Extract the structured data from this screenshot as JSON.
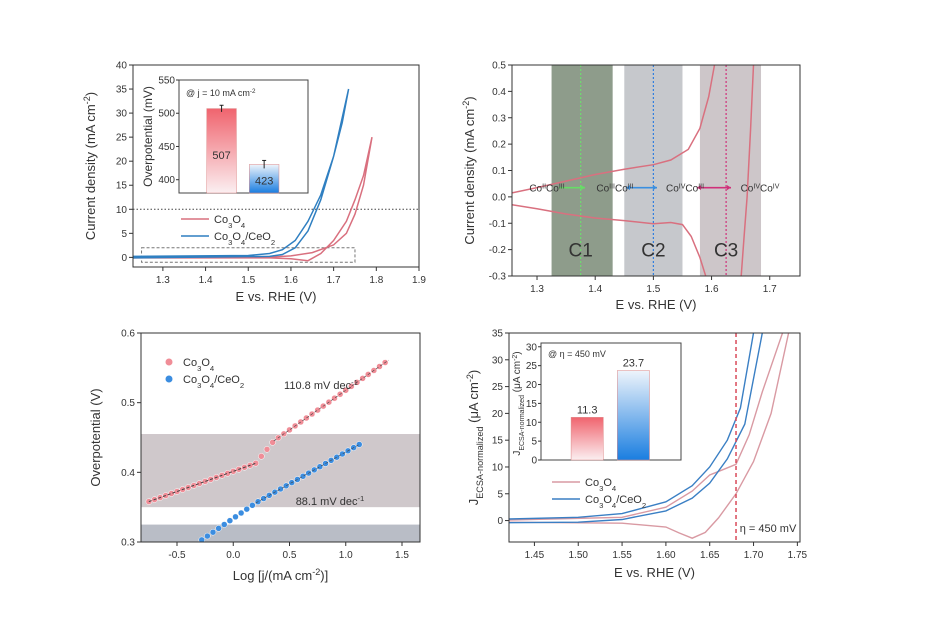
{
  "chart_data": [
    {
      "type": "line",
      "xlabel": "E vs. RHE (V)",
      "ylabel": "Current density (mA cm^{-2})",
      "xlim": [
        1.23,
        1.9
      ],
      "ylim": [
        -2,
        40
      ],
      "xticks": [
        1.3,
        1.4,
        1.5,
        1.6,
        1.7,
        1.8,
        1.9
      ],
      "xtick_labels": [
        "1.3",
        "1.4",
        "1.5",
        "1.6",
        "1.7",
        "1.8",
        "1.9"
      ],
      "yticks": [
        0,
        5,
        10,
        15,
        20,
        25,
        30,
        35,
        40
      ],
      "ytick_labels": [
        "0",
        "5",
        "10",
        "15",
        "20",
        "25",
        "30",
        "35",
        "40"
      ],
      "reference_line": {
        "y": 10,
        "style": "dotted"
      },
      "highlight_box": {
        "x": [
          1.25,
          1.75
        ],
        "y": [
          -1,
          2
        ],
        "style": "dashed"
      },
      "legend": "center-left",
      "series": [
        {
          "name": "Co_{3}O_{4}",
          "color": "#d9707f",
          "x": [
            1.23,
            1.5,
            1.55,
            1.6,
            1.65,
            1.7,
            1.73,
            1.75,
            1.77,
            1.79,
            1.77,
            1.75,
            1.73,
            1.7,
            1.67,
            1.64,
            1.6,
            1.55,
            1.23
          ],
          "y": [
            0,
            0,
            0.05,
            0.3,
            1,
            2.6,
            5,
            9,
            15,
            25,
            17,
            12,
            7.5,
            3.5,
            0.8,
            -0.7,
            -0.3,
            -0.1,
            -0.1
          ]
        },
        {
          "name": "Co_{3}O_{4}/CeO_{2}",
          "color": "#2f7fc1",
          "x": [
            1.23,
            1.5,
            1.55,
            1.58,
            1.61,
            1.64,
            1.67,
            1.7,
            1.735,
            1.72,
            1.7,
            1.67,
            1.64,
            1.61,
            1.58,
            1.55,
            1.23
          ],
          "y": [
            0.2,
            0.4,
            0.8,
            1.6,
            3.5,
            7.5,
            13,
            21,
            35,
            28,
            21,
            12,
            5.5,
            2,
            0.6,
            0.2,
            -0.1
          ]
        }
      ],
      "inset": {
        "type": "bar",
        "title": "@ j = 10 mA cm^{-2}",
        "ylabel": "Overpotential (mV)",
        "ylim": [
          380,
          550
        ],
        "yticks": [
          400,
          450,
          500,
          550
        ],
        "ytick_labels": [
          "400",
          "450",
          "500",
          "550"
        ],
        "categories": [
          "Co_{3}O_{4}",
          "Co_{3}O_{4}/CeO_{2}"
        ],
        "values": [
          507,
          423
        ],
        "value_labels": [
          "507",
          "423"
        ],
        "errors": [
          5,
          6
        ],
        "colors": [
          "#f0646e",
          "#1a7ee0"
        ]
      }
    },
    {
      "type": "line",
      "xlabel": "E vs. RHE (V)",
      "ylabel": "Current density (mA cm^{-2})",
      "xlim": [
        1.257,
        1.752
      ],
      "ylim": [
        -0.3,
        0.5
      ],
      "xticks": [
        1.3,
        1.4,
        1.5,
        1.6,
        1.7
      ],
      "xtick_labels": [
        "1.3",
        "1.4",
        "1.5",
        "1.6",
        "1.7"
      ],
      "yticks": [
        -0.3,
        -0.2,
        -0.1,
        0.0,
        0.1,
        0.2,
        0.3,
        0.4,
        0.5
      ],
      "ytick_labels": [
        "-0.3",
        "-0.2",
        "-0.1",
        "0.0",
        "0.1",
        "0.2",
        "0.3",
        "0.4",
        "0.5"
      ],
      "regions": [
        {
          "label": "C1",
          "x": [
            1.325,
            1.43
          ],
          "color": "#8e9c8b",
          "marker_x": 1.375,
          "marker_color": "#6fdc6f"
        },
        {
          "label": "C2",
          "x": [
            1.45,
            1.55
          ],
          "color": "#c6c8cc",
          "marker_x": 1.5,
          "marker_color": "#2f7fe0"
        },
        {
          "label": "C3",
          "x": [
            1.58,
            1.685
          ],
          "color": "#cdc6c9",
          "marker_x": 1.625,
          "marker_color": "#d0307a"
        }
      ],
      "annotations": [
        "Co^{II}Co^{III}",
        "Co^{III}Co^{III}",
        "Co^{IV}Co^{III}",
        "Co^{IV}Co^{IV}"
      ],
      "arrow_colors": [
        "#66dd66",
        "#3a8fe0",
        "#d0307a"
      ],
      "series": [
        {
          "color": "#d9707f",
          "x": [
            1.257,
            1.3,
            1.35,
            1.4,
            1.45,
            1.5,
            1.53,
            1.56,
            1.58,
            1.595,
            1.605
          ],
          "y": [
            0.015,
            0.035,
            0.06,
            0.085,
            0.105,
            0.122,
            0.14,
            0.18,
            0.26,
            0.38,
            0.5
          ]
        },
        {
          "color": "#d9707f",
          "x": [
            1.257,
            1.3,
            1.35,
            1.4,
            1.45,
            1.5,
            1.53,
            1.55,
            1.565,
            1.58,
            1.59
          ],
          "y": [
            -0.03,
            -0.045,
            -0.065,
            -0.08,
            -0.09,
            -0.102,
            -0.097,
            -0.105,
            -0.15,
            -0.23,
            -0.3
          ]
        },
        {
          "color": "#d9707f",
          "x": [
            1.651,
            1.656,
            1.661,
            1.667,
            1.672
          ],
          "y": [
            -0.3,
            -0.15,
            0.0,
            0.25,
            0.5
          ]
        }
      ]
    },
    {
      "type": "scatter",
      "xlabel": "Log [j/(mA cm^{-2})]",
      "ylabel": "Overpotential (V)",
      "xlim": [
        -0.82,
        1.66
      ],
      "ylim": [
        0.3,
        0.6
      ],
      "xticks": [
        -0.5,
        0.0,
        0.5,
        1.0,
        1.5
      ],
      "xtick_labels": [
        "-0.5",
        "0.0",
        "0.5",
        "1.0",
        "1.5"
      ],
      "yticks": [
        0.3,
        0.4,
        0.5,
        0.6
      ],
      "ytick_labels": [
        "0.3",
        "0.4",
        "0.5",
        "0.6"
      ],
      "bands": [
        {
          "y": [
            0.35,
            0.455
          ],
          "color": "#cfc8cb"
        },
        {
          "y": [
            0.3,
            0.325
          ],
          "color": "#b9bdc6"
        }
      ],
      "legend": "top-left",
      "series": [
        {
          "name": "Co_{3}O_{4}",
          "color": "#f08d97",
          "x_range": [
            -0.75,
            1.38
          ],
          "segments": [
            [
              -0.75,
              0.358,
              0.2,
              0.413
            ],
            [
              0.2,
              0.413,
              0.36,
              0.445
            ],
            [
              0.36,
              0.445,
              1.38,
              0.561
            ]
          ],
          "tafel_slope": "110.8 mV dec^{-1}"
        },
        {
          "name": "Co_{3}O_{4}/CeO_{2}",
          "color": "#3b8de0",
          "x_range": [
            -0.28,
            1.12
          ],
          "segments": [
            [
              -0.28,
              0.303,
              0.2,
              0.356
            ],
            [
              0.2,
              0.356,
              1.12,
              0.44
            ]
          ],
          "tafel_slope": "88.1 mV dec^{-1}"
        }
      ]
    },
    {
      "type": "line",
      "xlabel": "E vs. RHE (V)",
      "ylabel": "J_{ECSA-normalized} (μA cm^{-2})",
      "xlim": [
        1.421,
        1.753
      ],
      "ylim": [
        -4,
        35
      ],
      "xticks": [
        1.45,
        1.5,
        1.55,
        1.6,
        1.65,
        1.7,
        1.75
      ],
      "xtick_labels": [
        "1.45",
        "1.50",
        "1.55",
        "1.60",
        "1.65",
        "1.70",
        "1.75"
      ],
      "yticks": [
        0,
        5,
        10,
        15,
        20,
        25,
        30,
        35
      ],
      "ytick_labels": [
        "0",
        "5",
        "10",
        "15",
        "20",
        "25",
        "30",
        "35"
      ],
      "reference_line": {
        "x": 1.68,
        "style": "dashed",
        "color": "#d94a5a",
        "label": "η = 450 mV"
      },
      "legend": "center-left",
      "series": [
        {
          "name": "Co_{3}O_{4}",
          "color": "#d99aa3",
          "x": [
            1.421,
            1.55,
            1.6,
            1.615,
            1.63,
            1.645,
            1.66,
            1.68,
            1.7,
            1.72,
            1.74
          ],
          "y": [
            -0.3,
            -0.5,
            -1.2,
            -2.3,
            -3.3,
            -2.2,
            0.5,
            5,
            11,
            20,
            35
          ],
          "branch2_x": [
            1.421,
            1.55,
            1.6,
            1.63,
            1.65,
            1.665,
            1.68,
            1.695,
            1.71,
            1.733
          ],
          "branch2_y": [
            0.1,
            0.6,
            2.5,
            5.5,
            8.5,
            9.5,
            10.5,
            16,
            24,
            35
          ]
        },
        {
          "name": "Co_{3}O_{4}/CeO_{2}",
          "color": "#3a7fc4",
          "x": [
            1.421,
            1.5,
            1.55,
            1.6,
            1.63,
            1.65,
            1.67,
            1.685,
            1.7
          ],
          "y": [
            0.3,
            0.6,
            1.3,
            3.5,
            6.5,
            10,
            15,
            21,
            35
          ],
          "branch2_x": [
            1.421,
            1.5,
            1.55,
            1.6,
            1.63,
            1.65,
            1.67,
            1.69,
            1.71
          ],
          "branch2_y": [
            -0.4,
            -0.3,
            0.2,
            1.8,
            4.2,
            7,
            11.5,
            18,
            35
          ]
        }
      ],
      "inset": {
        "type": "bar",
        "title": "@ η = 450 mV",
        "ylabel": "J_{ECSA-normalized} (μA cm^{-2})",
        "ylim": [
          0,
          31
        ],
        "yticks": [
          0,
          5,
          10,
          15,
          20,
          25,
          30
        ],
        "ytick_labels": [
          "0",
          "5",
          "10",
          "15",
          "20",
          "25",
          "30"
        ],
        "categories": [
          "Co_{3}O_{4}",
          "Co_{3}O_{4}/CeO_{2}"
        ],
        "values": [
          11.3,
          23.7
        ],
        "value_labels": [
          "11.3",
          "23.7"
        ],
        "colors": [
          "#f0646e",
          "#1a7ee0"
        ]
      }
    }
  ]
}
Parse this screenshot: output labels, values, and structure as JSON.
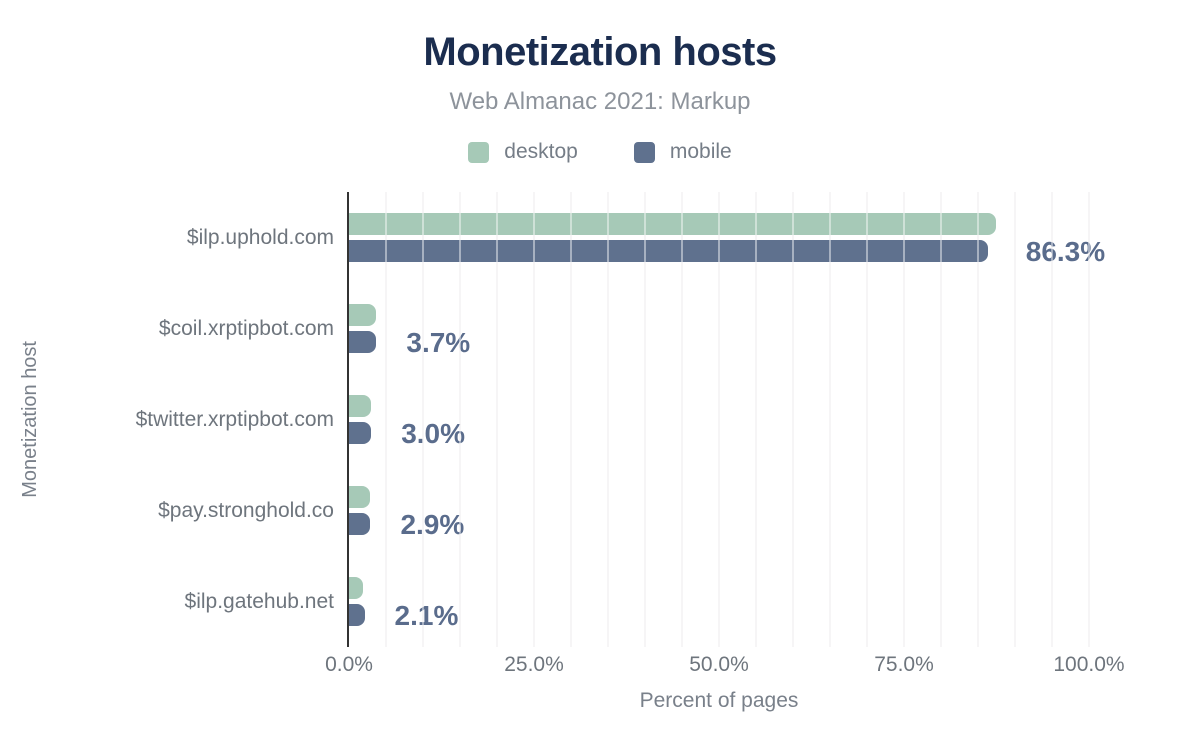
{
  "title": "Monetization hosts",
  "subtitle": "Web Almanac 2021: Markup",
  "legend": {
    "items": [
      {
        "label": "desktop",
        "color": "#a6c9b7"
      },
      {
        "label": "mobile",
        "color": "#5f718e"
      }
    ]
  },
  "axes": {
    "y_title": "Monetization host",
    "x_title": "Percent of pages",
    "x_ticks": [
      {
        "label": "0.0%",
        "value": 0
      },
      {
        "label": "25.0%",
        "value": 25
      },
      {
        "label": "50.0%",
        "value": 50
      },
      {
        "label": "75.0%",
        "value": 75
      },
      {
        "label": "100.0%",
        "value": 100
      }
    ]
  },
  "chart_data": {
    "type": "bar",
    "orientation": "horizontal",
    "title": "Monetization hosts",
    "subtitle": "Web Almanac 2021: Markup",
    "xlabel": "Percent of pages",
    "ylabel": "Monetization host",
    "xlim": [
      0,
      100
    ],
    "grid": "vertical gridlines every 5%",
    "legend_position": "top",
    "categories": [
      "$ilp.uphold.com",
      "$coil.xrptipbot.com",
      "$twitter.xrptipbot.com",
      "$pay.stronghold.co",
      "$ilp.gatehub.net"
    ],
    "series": [
      {
        "name": "desktop",
        "color": "#a6c9b7",
        "values": [
          87.4,
          3.6,
          3.0,
          2.8,
          1.9
        ]
      },
      {
        "name": "mobile",
        "color": "#5f718e",
        "values": [
          86.3,
          3.7,
          3.0,
          2.9,
          2.1
        ]
      }
    ],
    "value_labels": [
      "86.3%",
      "3.7%",
      "3.0%",
      "2.9%",
      "2.1%"
    ],
    "value_labels_series": "mobile"
  },
  "colors": {
    "background": "#ffffff",
    "title": "#1b2d4f",
    "subtitle": "#8d939b",
    "legend_text": "#757d87",
    "category_label": "#6e757d",
    "tick_label": "#6e757d",
    "axis_title": "#79808a",
    "value_label": "#5a6c8c",
    "axis_line": "#333333",
    "gridline": "#efedee",
    "desktop_bar": "#a6c9b7",
    "mobile_bar": "#5f718e"
  }
}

# [Task directions]
Reply with nothing but the number of lines in the data above that contain "style".

# [Completed exercise]
3